- **Records shown**

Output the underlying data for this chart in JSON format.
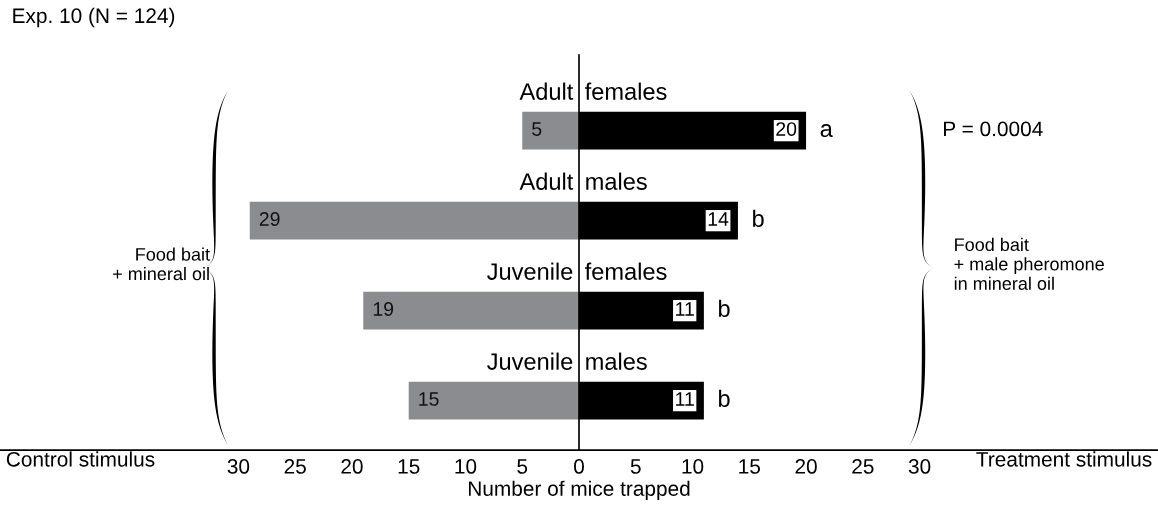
{
  "chart_data": {
    "type": "bar",
    "orientation": "horizontal",
    "title": "Exp. 10 (N = 124)",
    "xlabel": "Number of mice trapped",
    "categories": [
      null,
      null,
      null,
      null
    ],
    "series": [
      {
        "color": "#8a8c90",
        "values": [
          5,
          29,
          19,
          15
        ],
        "base": [
          -5,
          -29,
          -19,
          -15
        ]
      },
      {
        "color": "#000000",
        "values": [
          20,
          14,
          11,
          11
        ]
      }
    ],
    "xlim": [
      -51,
      51
    ],
    "xticks": [
      {
        "value": -30,
        "label": "30"
      },
      {
        "value": -25,
        "label": "25"
      },
      {
        "value": -20,
        "label": "20"
      },
      {
        "value": -15,
        "label": "15"
      },
      {
        "value": -10,
        "label": "10"
      },
      {
        "value": -5,
        "label": "5"
      },
      0,
      5,
      10,
      15,
      20,
      25,
      30
    ],
    "ref_lines": [
      {
        "axis": "x",
        "value": 0,
        "color": "#000000"
      }
    ],
    "annotations": [
      {
        "text": "Adult",
        "x": 0
      },
      {
        "text": "females",
        "x": 0
      },
      {
        "text": "Adult",
        "x": 0
      },
      {
        "text": "males",
        "x": 0
      },
      {
        "text": "Juvenile",
        "x": 0
      },
      {
        "text": "females",
        "x": 0
      },
      {
        "text": "Juvenile",
        "x": 0
      },
      {
        "text": "males",
        "x": 0
      },
      {
        "text": "a",
        "x": 20
      },
      {
        "text": "b",
        "x": 14
      },
      {
        "text": "b",
        "x": 11
      },
      {
        "text": "b",
        "x": 11
      },
      "P = 0.0004",
      "Food bait\n+ mineral oil",
      "Food bait\n+ male pheromone\nin mineral oil",
      "Control stimulus",
      "Treatment stimulus"
    ],
    "data_labels": true,
    "grid": false
  }
}
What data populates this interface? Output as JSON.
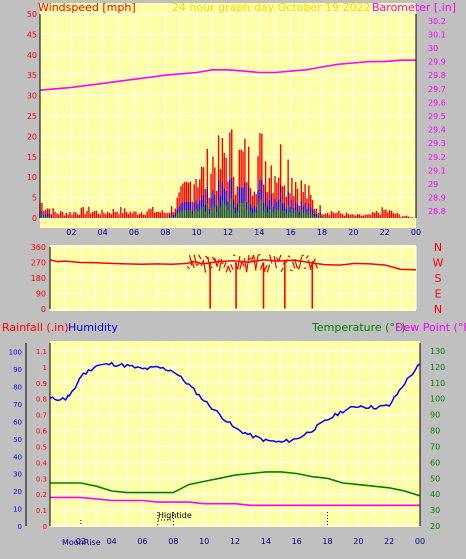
{
  "header": {
    "left_label": "Windspeed [mph]",
    "center_label": "24 hour graph day   October 19 2022",
    "right_label": "Barometer [.in]"
  },
  "colors": {
    "background": "#c0c0c0",
    "plot_bg": "#ffffa8",
    "wind": "#ff0000",
    "gust_blue": "#0000ff",
    "gust_green": "#008000",
    "barometer": "#ff00ff",
    "direction": "#ff0000",
    "humidity": "#0000ff",
    "temperature": "#008000",
    "dewpoint": "#ff00ff",
    "axis_text_red": "#ff0000",
    "axis_text_magenta": "#ff00ff",
    "grid": "#ffffff"
  },
  "x_hour_labels": [
    "02",
    "04",
    "06",
    "08",
    "10",
    "12",
    "14",
    "16",
    "18",
    "20",
    "22",
    "00"
  ],
  "wind_y_ticks": [
    "0",
    "5",
    "10",
    "15",
    "20",
    "25",
    "30",
    "35",
    "40",
    "45",
    "50"
  ],
  "baro_y_ticks": [
    "28.8",
    "28.9",
    "29",
    "29.1",
    "29.2",
    "29.3",
    "29.4",
    "29.5",
    "29.6",
    "29.7",
    "29.8",
    "29.9",
    "30",
    "30.1",
    "30.2"
  ],
  "dir_y_ticks": [
    "0",
    "90",
    "180",
    "270",
    "360"
  ],
  "dir_right_labels": [
    "N",
    "W",
    "S",
    "E",
    "N"
  ],
  "lower_labels": {
    "rainfall": "Rainfall (.in)",
    "humidity": "Humidity",
    "temperature": "Temperature (°F)",
    "dewpoint": "Dew Point (°F)"
  },
  "rain_y_ticks": [
    "0",
    "0.1",
    "0.2",
    "0.3",
    "0.4",
    "0.5",
    "0.6",
    "0.7",
    "0.8",
    "0.9",
    "1",
    "1.1"
  ],
  "hum_y_ticks": [
    "0",
    "10",
    "20",
    "30",
    "40",
    "50",
    "60",
    "70",
    "80",
    "90",
    "100"
  ],
  "temp_y_ticks": [
    "20",
    "30",
    "40",
    "50",
    "60",
    "70",
    "80",
    "90",
    "100",
    "110",
    "120",
    "130"
  ],
  "events": {
    "moonrise": "MoonRise",
    "moonrise_marker": "02",
    "hightide": "Hightide"
  },
  "chart_data": [
    {
      "type": "line",
      "x_unit": "hour",
      "xlim": [
        0,
        24
      ],
      "ylim_left": [
        0,
        50
      ],
      "ylim_right": [
        28.75,
        30.25
      ],
      "grid": true,
      "series": [
        {
          "name": "Windspeed [mph]",
          "axis": "left",
          "x": [
            0,
            1,
            2,
            3,
            4,
            5,
            6,
            7,
            8,
            8.5,
            9,
            9.5,
            10,
            10.5,
            11,
            11.5,
            12,
            12.5,
            13,
            13.5,
            14,
            14.5,
            15,
            15.5,
            16,
            16.5,
            17,
            17.5,
            18,
            19,
            20,
            21,
            22,
            23,
            24
          ],
          "values": [
            6,
            2,
            2,
            3,
            2,
            3,
            2,
            3,
            2,
            4,
            8,
            12,
            19,
            15,
            22,
            20,
            26,
            21,
            22,
            19,
            24,
            22,
            20,
            22,
            19,
            12,
            10,
            5,
            3,
            2,
            1,
            1,
            3,
            1,
            0
          ]
        },
        {
          "name": "Barometer [.in]",
          "axis": "right",
          "x": [
            0,
            2,
            4,
            6,
            8,
            10,
            11,
            12,
            13,
            14,
            15,
            16,
            17,
            18,
            19,
            20,
            21,
            22,
            23,
            24
          ],
          "values": [
            29.69,
            29.71,
            29.74,
            29.77,
            29.8,
            29.82,
            29.84,
            29.84,
            29.83,
            29.82,
            29.82,
            29.83,
            29.84,
            29.86,
            29.88,
            29.89,
            29.9,
            29.9,
            29.91,
            29.91
          ]
        }
      ]
    },
    {
      "type": "line",
      "x_unit": "hour",
      "xlim": [
        0,
        24
      ],
      "ylim": [
        0,
        360
      ],
      "series": [
        {
          "name": "Wind direction",
          "x": [
            0,
            0.5,
            1,
            2,
            3,
            4,
            5,
            6,
            7,
            8,
            9,
            9.5,
            10,
            11,
            12,
            13,
            14,
            15,
            16,
            17,
            18,
            19,
            20,
            21,
            22,
            23,
            24
          ],
          "values": [
            285,
            275,
            278,
            270,
            268,
            265,
            262,
            260,
            262,
            260,
            265,
            275,
            262,
            275,
            280,
            272,
            285,
            278,
            284,
            270,
            258,
            255,
            265,
            262,
            255,
            230,
            228
          ]
        }
      ]
    },
    {
      "type": "line",
      "x_unit": "hour",
      "xlim": [
        0,
        24
      ],
      "ylim_left": [
        0,
        100
      ],
      "ylim_right": [
        20,
        135
      ],
      "series": [
        {
          "name": "Humidity",
          "axis": "left",
          "x": [
            0,
            1,
            1.5,
            2,
            3,
            4,
            5,
            6,
            7,
            8,
            9,
            10,
            11,
            12,
            13,
            14,
            15,
            16,
            17,
            18,
            19,
            20,
            21,
            22,
            23,
            24
          ],
          "values": [
            73,
            73,
            77,
            86,
            92,
            93,
            92,
            90,
            91,
            89,
            81,
            72,
            64,
            56,
            52,
            49,
            48,
            50,
            55,
            61,
            66,
            69,
            68,
            69,
            82,
            93
          ]
        },
        {
          "name": "Temperature (°F)",
          "axis": "right",
          "x": [
            0,
            1,
            2,
            3,
            4,
            5,
            6,
            7,
            8,
            9,
            10,
            11,
            12,
            13,
            14,
            15,
            16,
            17,
            18,
            19,
            20,
            21,
            22,
            23,
            24
          ],
          "values": [
            47,
            47,
            47,
            45,
            42,
            41,
            41,
            41,
            41,
            46,
            48,
            50,
            52,
            53,
            54,
            54,
            53,
            51,
            50,
            47,
            46,
            45,
            44,
            42,
            39
          ]
        },
        {
          "name": "Dew Point (°F)",
          "axis": "right",
          "x": [
            0,
            1,
            2,
            3,
            4,
            5,
            6,
            7,
            8,
            9,
            10,
            11,
            12,
            13,
            14,
            15,
            16,
            17,
            18,
            19,
            20,
            21,
            22,
            23,
            24
          ],
          "values": [
            38,
            38,
            38,
            37,
            36,
            36,
            36,
            35,
            35,
            35,
            34,
            34,
            34,
            33,
            33,
            33,
            33,
            33,
            33,
            33,
            33,
            33,
            33,
            33,
            33
          ]
        }
      ]
    }
  ]
}
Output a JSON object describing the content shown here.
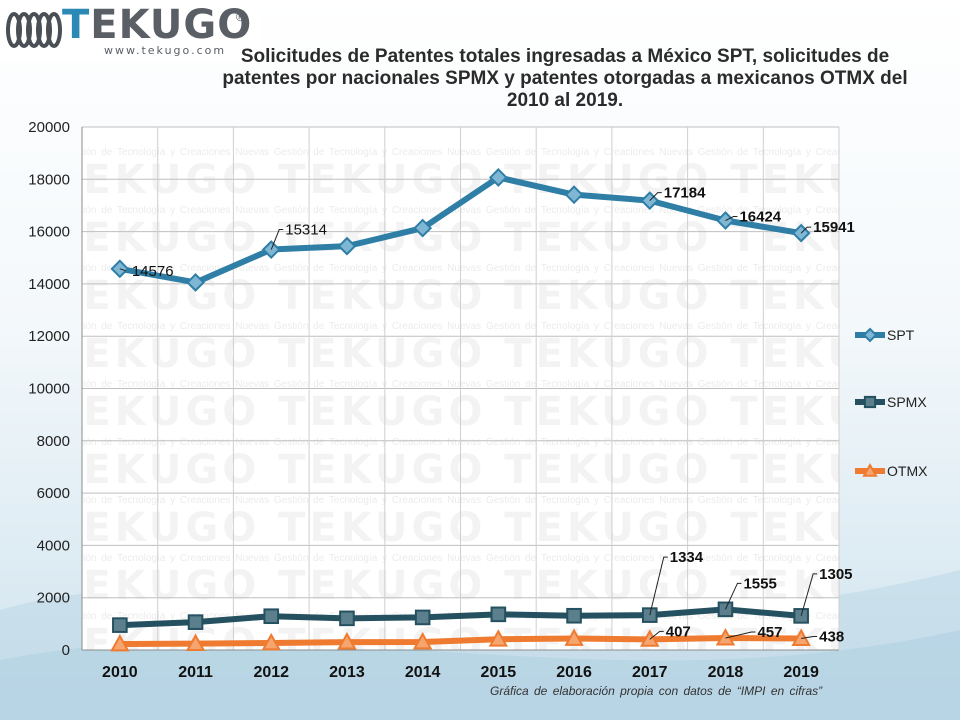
{
  "logo": {
    "text_t": "T",
    "text_rest": "EKUGO",
    "reg": "®",
    "url": "www.tekugo.com"
  },
  "watermark": {
    "logo": "TEKUGO",
    "url": "www.tekugo.com",
    "tagline": "Gestión de Tecnología y Creaciones Nuevas"
  },
  "title_lines": [
    "Solicitudes  de Patentes totales ingresadas  a México SPT, solicitudes  de",
    "patentes por nacionales  SPMX y patentes otorgadas a mexicanos OTMX del",
    "2010 al 2019."
  ],
  "source_note": "Gráfica de elaboración  propia  con datos de “IMPI en cifras”",
  "colors": {
    "spt": "#2e7ea6",
    "spmx": "#24505f",
    "otmx": "#ee7b30"
  },
  "chart_data": {
    "type": "line",
    "x": [
      "2010",
      "2011",
      "2012",
      "2013",
      "2014",
      "2015",
      "2016",
      "2017",
      "2018",
      "2019"
    ],
    "ylim": [
      0,
      20000
    ],
    "yticks": [
      "0",
      "2000",
      "4000",
      "6000",
      "8000",
      "10000",
      "12000",
      "14000",
      "16000",
      "18000",
      "20000"
    ],
    "grid": true,
    "legend_position": "right",
    "series": [
      {
        "name": "SPT",
        "marker": "diamond",
        "values": [
          14576,
          14055,
          15314,
          15444,
          16135,
          18071,
          17413,
          17184,
          16424,
          15941
        ],
        "labels": [
          {
            "index": 0,
            "text": "14576",
            "bold": false
          },
          {
            "index": 2,
            "text": "15314",
            "bold": false
          },
          {
            "index": 7,
            "text": "17184",
            "bold": true
          },
          {
            "index": 8,
            "text": "16424",
            "bold": true
          },
          {
            "index": 9,
            "text": "15941",
            "bold": true
          }
        ]
      },
      {
        "name": "SPMX",
        "marker": "square",
        "values": [
          951,
          1065,
          1292,
          1210,
          1246,
          1364,
          1310,
          1334,
          1555,
          1305
        ],
        "labels": [
          {
            "index": 7,
            "text": "1334",
            "bold": true
          },
          {
            "index": 8,
            "text": "1555",
            "bold": true
          },
          {
            "index": 9,
            "text": "1305",
            "bold": true
          }
        ]
      },
      {
        "name": "OTMX",
        "marker": "triangle",
        "values": [
          229,
          245,
          269,
          302,
          305,
          410,
          440,
          407,
          457,
          438
        ],
        "labels": [
          {
            "index": 7,
            "text": "407",
            "bold": true
          },
          {
            "index": 8,
            "text": "457",
            "bold": true
          },
          {
            "index": 9,
            "text": "438",
            "bold": true
          }
        ]
      }
    ]
  }
}
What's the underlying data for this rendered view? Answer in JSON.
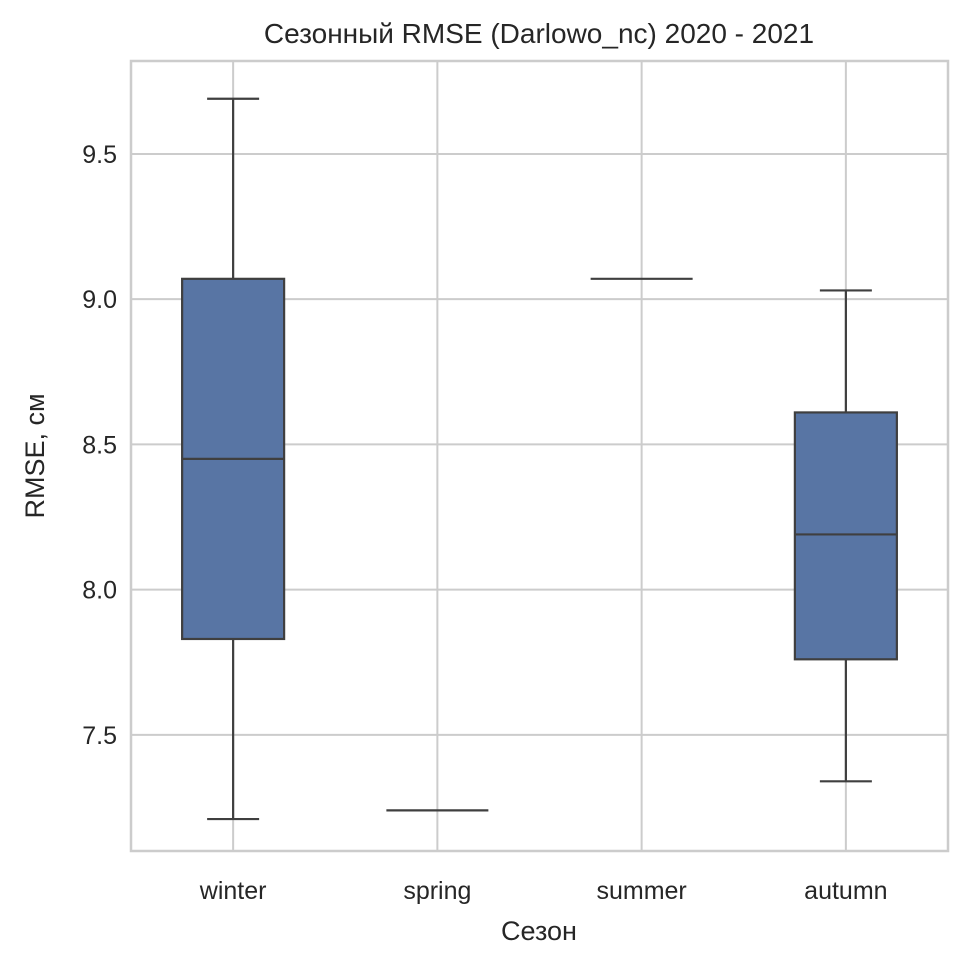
{
  "chart_data": {
    "type": "box",
    "title": "Сезонный RMSE (Darlowo_nc) 2020 - 2021",
    "xlabel": "Сезон",
    "ylabel": "RMSE, см",
    "categories": [
      "winter",
      "spring",
      "summer",
      "autumn"
    ],
    "boxes": [
      {
        "category": "winter",
        "whisker_low": 7.21,
        "q1": 7.83,
        "median": 8.45,
        "q3": 9.07,
        "whisker_high": 9.69
      },
      {
        "category": "spring",
        "whisker_low": 7.24,
        "q1": 7.24,
        "median": 7.24,
        "q3": 7.24,
        "whisker_high": 7.24
      },
      {
        "category": "summer",
        "whisker_low": 9.07,
        "q1": 9.07,
        "median": 9.07,
        "q3": 9.07,
        "whisker_high": 9.07
      },
      {
        "category": "autumn",
        "whisker_low": 7.34,
        "q1": 7.76,
        "median": 8.19,
        "q3": 8.61,
        "whisker_high": 9.03
      }
    ],
    "yticks": [
      "7.5",
      "8.0",
      "8.5",
      "9.0",
      "9.5"
    ],
    "ylim": [
      7.1,
      9.82
    ],
    "grid": true,
    "box_color": "#5875a4",
    "line_color": "#3f3f3f"
  }
}
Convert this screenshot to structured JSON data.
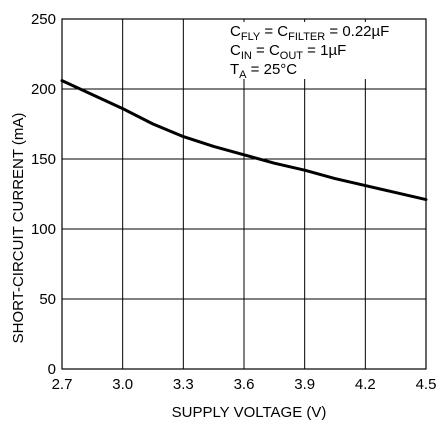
{
  "chart_data": {
    "type": "line",
    "title": "",
    "xlabel": "SUPPLY VOLTAGE (V)",
    "ylabel": "SHORT-CIRCUIT CURRENT (mA)",
    "xlim": [
      2.7,
      4.5
    ],
    "ylim": [
      0,
      250
    ],
    "x_ticks": [
      "2.7",
      "3.0",
      "3.3",
      "3.6",
      "3.9",
      "4.2",
      "4.5"
    ],
    "y_ticks": [
      "0",
      "50",
      "100",
      "150",
      "200",
      "250"
    ],
    "grid": true,
    "legend": "none",
    "series": [
      {
        "x": [
          2.7,
          2.85,
          3.0,
          3.15,
          3.3,
          3.45,
          3.6,
          3.75,
          3.9,
          4.05,
          4.2,
          4.35,
          4.5
        ],
        "y": [
          206,
          196,
          186,
          175,
          166,
          159,
          153,
          147,
          142,
          136,
          131,
          126,
          121
        ]
      }
    ],
    "annotations": [
      [
        {
          "t": "C"
        },
        {
          "t": "FLY",
          "sub": true
        },
        {
          "t": " = C"
        },
        {
          "t": "FILTER",
          "sub": true
        },
        {
          "t": " = 0.22µF"
        }
      ],
      [
        {
          "t": "C"
        },
        {
          "t": "IN",
          "sub": true
        },
        {
          "t": " = C"
        },
        {
          "t": "OUT",
          "sub": true
        },
        {
          "t": " = 1µF"
        }
      ],
      [
        {
          "t": "T"
        },
        {
          "t": "A",
          "sub": true
        },
        {
          "t": " = 25°C"
        }
      ]
    ],
    "colors": {
      "line": "#000000",
      "grid": "#000000",
      "background": "#ffffff"
    }
  }
}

- **Task statement**
Look through the entries above; copy every line holding the string "background".

- **Solved problem**
    "background": "#c0c0c0",
      "background": "#ffffff"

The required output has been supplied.